## Görev
Sayfa metninde "Gecen hafta en" sözlerinden başlayıp "de konu aciliyor..." sözlerine kadar inen bölümün tamamını kelimesi kelimesine aktarın.

## Sayfa Metni
Gecen hafta en iyi arkadasim, oglumun manevi teyzesi Aylin'le bulustum. Telefonla gorusuyor olsakta, cok sik bir araya gelemiyoruz. Bu yuzden sohbet baya uzun oluyor ve cok dogal olarak Pamuk Prensimizden de konu aciliyor...
Aylin'e Tibet'ten bahsederken "Bu gune kadar bosa yasamisim, bunu Tibet dogduktan sonra anladim" dedim...
Bu blogu en cok Tibet'e hatira olsun diye actim. Madem oyle, sadece onun hikayelerine degil, benim, babasinin onunla ilgili duygularimiza da yer vermeliyim. Hatta onun bize katildigi gunden itibaren hissettiklerimi, hissettiklerimizi.
Nasil baslayacagimi bilemiyorum...
Tibet'ten haberdar oldugumuz ilk gun...

## Verilen Veriler
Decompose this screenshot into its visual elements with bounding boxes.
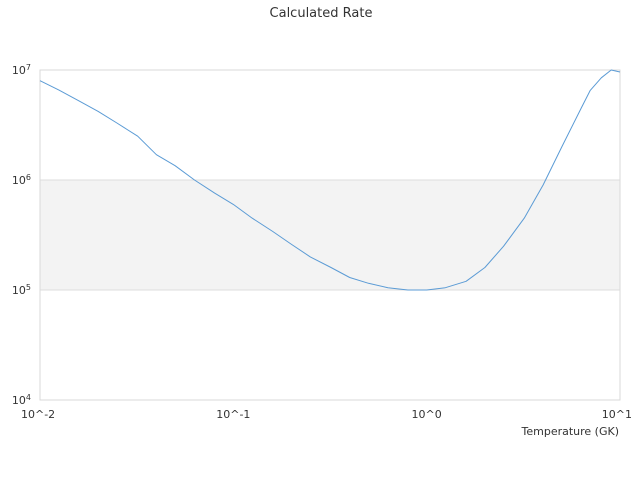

## Çözümlü Yanıt
Gecen hafta en iyi arkadasim, oglumun manevi teyzesi Aylin'le bulustum. Telefonla gorusuyor olsakta, cok sik bir araya gelemiyoruz. Bu yuzden sohbet baya uzun oluyor ve cok dogal olarak Pamuk Prensimizden de konu aciliyor...